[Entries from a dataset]

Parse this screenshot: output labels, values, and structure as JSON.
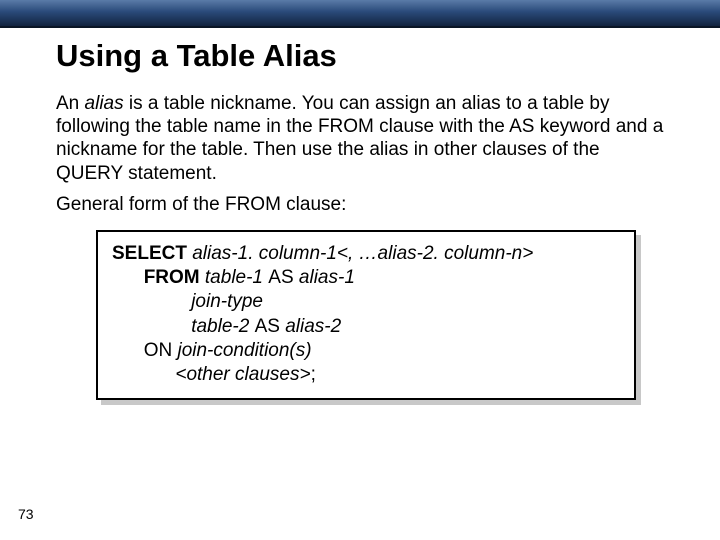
{
  "title": "Using a Table Alias",
  "para1_pre": "An ",
  "para1_em": "alias",
  "para1_post": " is a table nickname. You can assign an alias to a table by following the table name in the FROM clause with the AS keyword and a nickname for the table. Then use the alias in other clauses of the QUERY statement.",
  "para2": "General form of the FROM clause:",
  "code": {
    "l1_kw": "SELECT",
    "l1_it": " alias-1. column-1<, …alias-2. column-n>",
    "l2_kw": "FROM",
    "l2_it1": " table-1 ",
    "l2_as": "AS",
    "l2_it2": " alias-1",
    "l3_it": "join-type",
    "l4_it1": "table-2 ",
    "l4_as": "AS",
    "l4_it2": " alias-2",
    "l5_on": "ON",
    "l5_it": " join-condition(s)",
    "l6_it": "<other clauses>",
    "l6_semi": ";"
  },
  "page": "73"
}
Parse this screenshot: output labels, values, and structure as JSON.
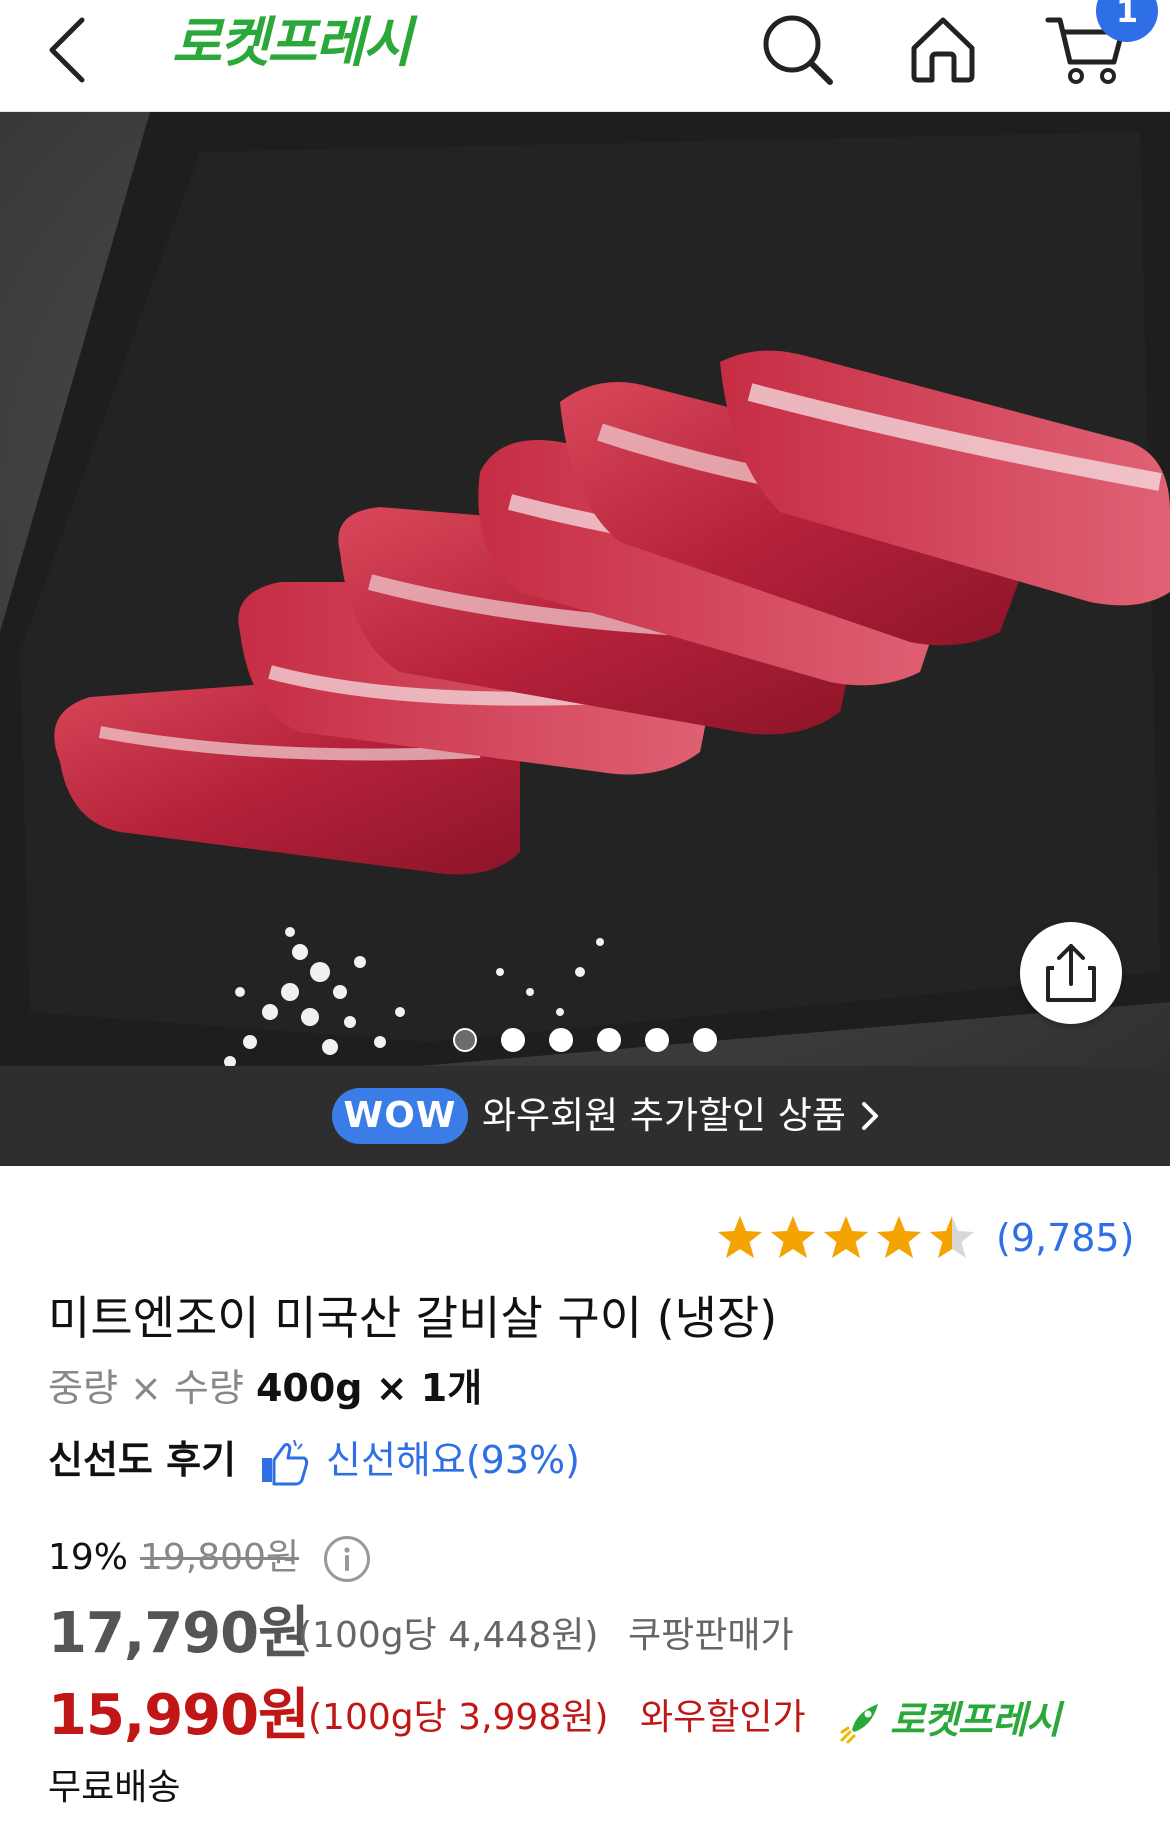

_Task directions_.
Print each record exactly as it stands, leaving the images out.

_Response to this exercise_.
Parse this screenshot: output labels, values, and structure as JSON.
{
  "title": "Using a Table Alias",
  "para1_pre": "An ",
  "para1_em": "alias",
  "para1_post": " is a table nickname. You can assign an alias to a table by following the table name in the FROM clause with the AS keyword and a nickname for the table. Then use the alias in other clauses of the QUERY statement.",
  "para2": "General form of the FROM clause:",
  "code": {
    "l1_kw": "SELECT",
    "l1_it": " alias-1. column-1<, …alias-2. column-n>",
    "l2_kw": "FROM",
    "l2_it1": " table-1 ",
    "l2_as": "AS",
    "l2_it2": " alias-1",
    "l3_it": "join-type",
    "l4_it1": "table-2 ",
    "l4_as": "AS",
    "l4_it2": " alias-2",
    "l5_on": "ON",
    "l5_it": " join-condition(s)",
    "l6_it": "<other clauses>",
    "l6_semi": ";"
  },
  "page": "73"
}
Parse this screenshot: output labels, values, and structure as JSON.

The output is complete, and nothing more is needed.